* Begin Material for this task *
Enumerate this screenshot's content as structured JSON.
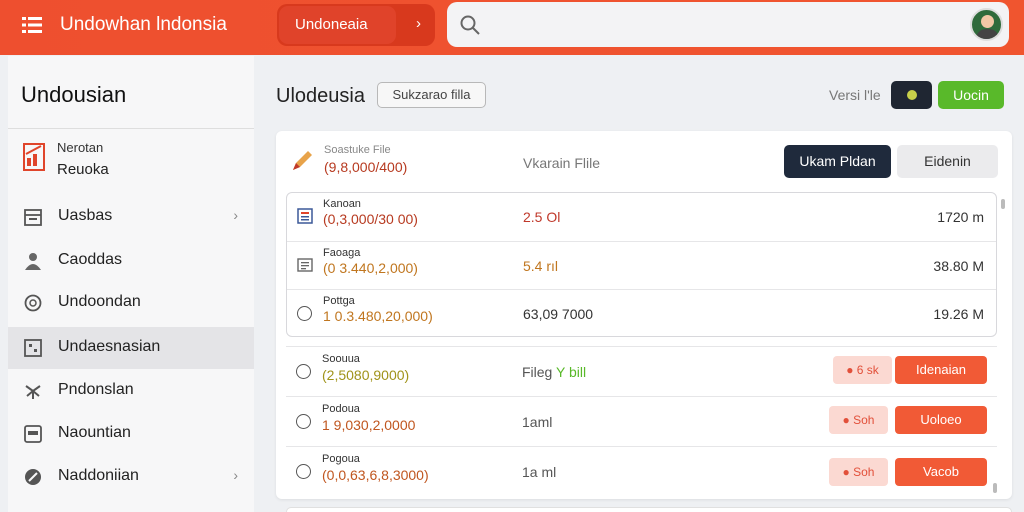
{
  "header": {
    "app_title": "Undowhan lndonsia",
    "region_label": "Undoneaia",
    "region_chevron": "›",
    "search_placeholder": ""
  },
  "sidebar": {
    "title": "Undousian",
    "top_item": {
      "line1": "Nerotan",
      "line2": "Reuoka",
      "icon": "clipboard-chart-icon"
    },
    "items": [
      {
        "label": "Uasbas",
        "icon": "calendar-icon",
        "chevron": "›",
        "active": false
      },
      {
        "label": "Caoddas",
        "icon": "user-icon",
        "chevron": "",
        "active": false
      },
      {
        "label": "Undoondan",
        "icon": "compass-icon",
        "chevron": "",
        "active": false
      },
      {
        "label": "Undaesnasian",
        "icon": "grid-box-icon",
        "chevron": "",
        "active": true
      },
      {
        "label": "Pndonslan",
        "icon": "settings-cross-icon",
        "chevron": "",
        "active": false
      },
      {
        "label": "Naountian",
        "icon": "box-icon",
        "chevron": "",
        "active": false
      },
      {
        "label": "Naddoniian",
        "icon": "leaf-icon",
        "chevron": "›",
        "active": false
      }
    ]
  },
  "main": {
    "title": "Ulodeusia",
    "filter_label": "Sukzarao filla",
    "version_label": "Versi l'le",
    "green_button": "Uocin",
    "card": {
      "head_sub": "Soastuke File",
      "head_value": "(9,8,000/400)",
      "head_mid": "Vkarain Flile",
      "primary_button": "Ukam Pldan",
      "secondary_button": "Eidenin"
    },
    "top_rows": [
      {
        "name": "Kanoan",
        "code": "(0,3,000/30 00)",
        "size": "2.5 Ol",
        "right": "1720 m",
        "icon": "document-icon",
        "code_color": "#b73a20",
        "size_color": "#c0392b"
      },
      {
        "name": "Faoaga",
        "code": "(0 3.440,2,000)",
        "size": "5.4 rıl",
        "right": "38.80 M",
        "icon": "text-doc-icon",
        "code_color": "#c0761f",
        "size_color": "#c0761f"
      },
      {
        "name": "Pottga",
        "code": "1 0.3.480,20,000)",
        "size": "63,09 7000",
        "right": "19.26 M",
        "icon": "radio-icon",
        "code_color": "#c0761f",
        "size_color": "#333"
      }
    ],
    "lower_rows": [
      {
        "name": "Soouua",
        "code": "(2,5080,9000)",
        "size": "Fileg",
        "size_extra": "Y bill",
        "pink": "6 sk",
        "red": "Idenaian",
        "code_color": "#a0931a"
      },
      {
        "name": "Podoua",
        "code": "1 9,030,2,0000",
        "size": "1aml",
        "size_extra": "",
        "pink": "Soh",
        "red": "Uoloeo",
        "code_color": "#c0561f"
      },
      {
        "name": "Pogoua",
        "code": "(0,0,63,6,8,3000)",
        "size": "1a ml",
        "size_extra": "",
        "pink": "Soh",
        "red": "Vacob",
        "code_color": "#c0561f"
      }
    ]
  },
  "colors": {
    "accent": "#ee4f2f",
    "dark": "#1f2a3c",
    "green": "#59b92a",
    "danger": "#f15a36"
  }
}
* End Material for this task *
Request:
Copy the records above exactly, omitting every picture.

Answer for this exercise:
Enumerate this screenshot's content as structured JSON.
{
  "header": {
    "app_title": "Undowhan lndonsia",
    "region_label": "Undoneaia",
    "region_chevron": "›",
    "search_placeholder": ""
  },
  "sidebar": {
    "title": "Undousian",
    "top_item": {
      "line1": "Nerotan",
      "line2": "Reuoka",
      "icon": "clipboard-chart-icon"
    },
    "items": [
      {
        "label": "Uasbas",
        "icon": "calendar-icon",
        "chevron": "›",
        "active": false
      },
      {
        "label": "Caoddas",
        "icon": "user-icon",
        "chevron": "",
        "active": false
      },
      {
        "label": "Undoondan",
        "icon": "compass-icon",
        "chevron": "",
        "active": false
      },
      {
        "label": "Undaesnasian",
        "icon": "grid-box-icon",
        "chevron": "",
        "active": true
      },
      {
        "label": "Pndonslan",
        "icon": "settings-cross-icon",
        "chevron": "",
        "active": false
      },
      {
        "label": "Naountian",
        "icon": "box-icon",
        "chevron": "",
        "active": false
      },
      {
        "label": "Naddoniian",
        "icon": "leaf-icon",
        "chevron": "›",
        "active": false
      }
    ]
  },
  "main": {
    "title": "Ulodeusia",
    "filter_label": "Sukzarao filla",
    "version_label": "Versi l'le",
    "green_button": "Uocin",
    "card": {
      "head_sub": "Soastuke File",
      "head_value": "(9,8,000/400)",
      "head_mid": "Vkarain Flile",
      "primary_button": "Ukam Pldan",
      "secondary_button": "Eidenin"
    },
    "top_rows": [
      {
        "name": "Kanoan",
        "code": "(0,3,000/30 00)",
        "size": "2.5 Ol",
        "right": "1720 m",
        "icon": "document-icon",
        "code_color": "#b73a20",
        "size_color": "#c0392b"
      },
      {
        "name": "Faoaga",
        "code": "(0 3.440,2,000)",
        "size": "5.4 rıl",
        "right": "38.80 M",
        "icon": "text-doc-icon",
        "code_color": "#c0761f",
        "size_color": "#c0761f"
      },
      {
        "name": "Pottga",
        "code": "1 0.3.480,20,000)",
        "size": "63,09 7000",
        "right": "19.26 M",
        "icon": "radio-icon",
        "code_color": "#c0761f",
        "size_color": "#333"
      }
    ],
    "lower_rows": [
      {
        "name": "Soouua",
        "code": "(2,5080,9000)",
        "size": "Fileg",
        "size_extra": "Y bill",
        "pink": "6 sk",
        "red": "Idenaian",
        "code_color": "#a0931a"
      },
      {
        "name": "Podoua",
        "code": "1 9,030,2,0000",
        "size": "1aml",
        "size_extra": "",
        "pink": "Soh",
        "red": "Uoloeo",
        "code_color": "#c0561f"
      },
      {
        "name": "Pogoua",
        "code": "(0,0,63,6,8,3000)",
        "size": "1a ml",
        "size_extra": "",
        "pink": "Soh",
        "red": "Vacob",
        "code_color": "#c0561f"
      }
    ]
  },
  "colors": {
    "accent": "#ee4f2f",
    "dark": "#1f2a3c",
    "green": "#59b92a",
    "danger": "#f15a36"
  }
}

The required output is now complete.